- **SUPPLIED DATA**
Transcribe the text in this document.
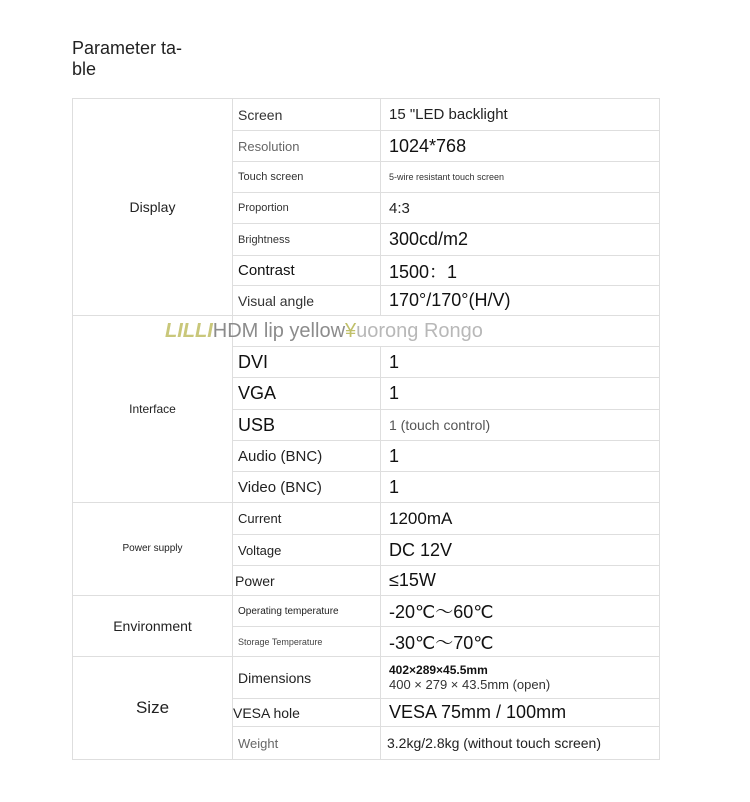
Parameter ta-
ble
Display	Screen	15 "LED backlight
	Resolution	1024*768
	Touch screen	5-wire resistant touch screen
	Proportion	4:3
	Brightness	300cd/m2
	Contrast	1500：1
	Visual angle	170°/170°(H/V)
Interface	LILLIHDM lip yellow¥uorong Rongo	
	DVI	1
	VGA	1
	USB	1 (touch control)
	Audio (BNC)	1
	Video (BNC)	1
Power supply	Current	1200mA
	Voltage	DC 12V
	Power	≤15W
Environment	Operating temperature	-20℃～60℃
	Storage Temperature	-30℃～70℃
Size	Dimensions	402×289×45.5mm
400 × 279 × 43.5mm (open)

	VESA hole	VESA 75mm / 100mm
	Weight	3.2kg/2.8kg (without touch screen)
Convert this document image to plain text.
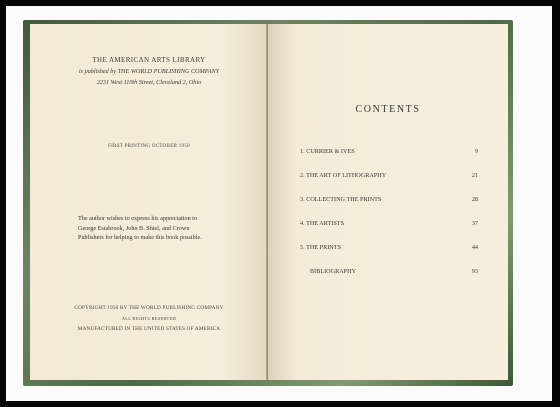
THE AMERICAN ARTS LIBRARY
is published by THE WORLD PUBLISHING COMPANY
2231 West 110th Street, Cleveland 2, Ohio
FIRST PRINTING OCTOBER 1950
The author wishes to express his appreciation to
George Estabrook, John B. Shiel, and Crown
Publishers for helping to make this book possible.
COPYRIGHT 1950 BY THE WORLD PUBLISHING COMPANY
ALL RIGHTS RESERVED
MANUFACTURED IN THE UNITED STATES OF AMERICA
CONTENTS
1. CURRIER & IVES	9
2. THE ART OF LITHOGRAPHY	21
3. COLLECTING THE PRINTS	28
4. THE ARTISTS	37
5. THE PRINTS	44
BIBLIOGRAPHY	93
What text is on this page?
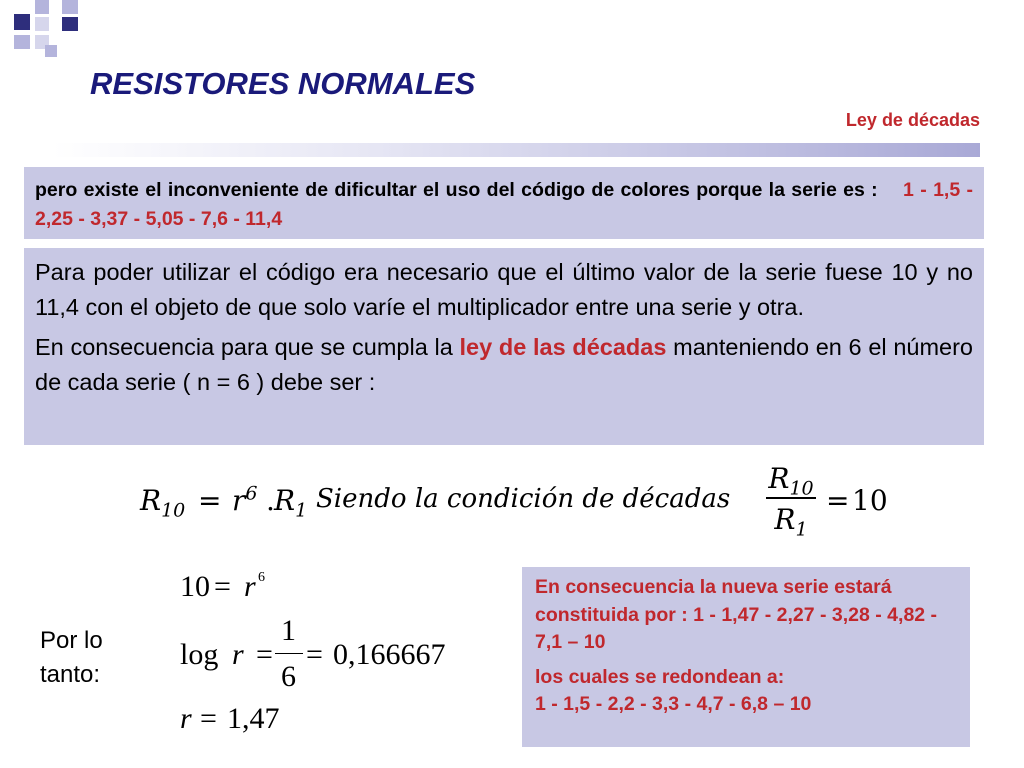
RESISTORES NORMALES
Ley de décadas

pero existe el inconveniente de dificultar el uso del código de colores porque la serie es : 1 - 1,5 - 2,25 - 3,37 - 5,05 - 7,6 - 11,4

Para poder utilizar el código era necesario que el último valor de la serie fuese 10 y no 11,4 con el objeto de que solo varíe el multiplicador entre una serie y otra.

En consecuencia para que se cumpla la ley de las décadas manteniendo en 6 el número de cada serie ( n = 6 ) debe ser :

$R_{10} = r^6$ . $R_1$ Siendo la condición de décadas
$R_{10}$
$R_1$
= 10
Por lo tanto:
10 = r 6
log r =
1
6
= 0,166667
r = 1,47

En consecuencia la nueva serie estará constituida por : 1 - 1,47 - 2,27 - 3,28 - 4,82 - 7,1 – 10

los cuales se redondean a:
1 - 1,5 - 2,2 - 3,3 - 4,7 - 6,8 – 10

- **TASK**
The records above must be transcribed exactly. Pictures are left out of the copy.

- **ANSWER TO THIS TASK**
Transcribe the text in this document.
Parameter ta-
ble
Display	Screen	15 "LED backlight
	Resolution	1024*768
	Touch screen	5-wire resistant touch screen
	Proportion	4:3
	Brightness	300cd/m2
	Contrast	1500：1
	Visual angle	170°/170°(H/V)
Interface	LILLIHDM lip yellow¥uorong Rongo	
	DVI	1
	VGA	1
	USB	1 (touch control)
	Audio (BNC)	1
	Video (BNC)	1
Power supply	Current	1200mA
	Voltage	DC 12V
	Power	≤15W
Environment	Operating temperature	-20℃～60℃
	Storage Temperature	-30℃～70℃
Size	Dimensions	402×289×45.5mm
400 × 279 × 43.5mm (open)

	VESA hole	VESA 75mm / 100mm
	Weight	3.2kg/2.8kg (without touch screen)
Convert this document image to plain text.
THE AMERICAN ARTS LIBRARY
is published by THE WORLD PUBLISHING COMPANY
2231 West 110th Street, Cleveland 2, Ohio
FIRST PRINTING OCTOBER 1950
The author wishes to express his appreciation to
George Estabrook, John B. Shiel, and Crown
Publishers for helping to make this book possible.
COPYRIGHT 1950 BY THE WORLD PUBLISHING COMPANY
ALL RIGHTS RESERVED
MANUFACTURED IN THE UNITED STATES OF AMERICA
CONTENTS
1. CURRIER & IVES	9
2. THE ART OF LITHOGRAPHY	21
3. COLLECTING THE PRINTS	28
4. THE ARTISTS	37
5. THE PRINTS	44
BIBLIOGRAPHY	93
What text is on this page?
RESISTORES NORMALES
Ley de décadas

pero existe el inconveniente de dificultar el uso del código de colores porque la serie es : 1 - 1,5 - 2,25 - 3,37 - 5,05 - 7,6 - 11,4

Para poder utilizar el código era necesario que el último valor de la serie fuese 10 y no 11,4 con el objeto de que solo varíe el multiplicador entre una serie y otra.

En consecuencia para que se cumpla la ley de las décadas manteniendo en 6 el número de cada serie ( n = 6 ) debe ser :

$R_{10} = r^6$ . $R_1$ Siendo la condición de décadas
$R_{10}$
$R_1$
= 10
Por lo tanto:
10 = r 6
log r =
1
6
= 0,166667
r = 1,47

En consecuencia la nueva serie estará constituida por : 1 - 1,47 - 2,27 - 3,28 - 4,82 - 7,1 – 10

los cuales se redondean a:
1 - 1,5 - 2,2 - 3,3 - 4,7 - 6,8 – 10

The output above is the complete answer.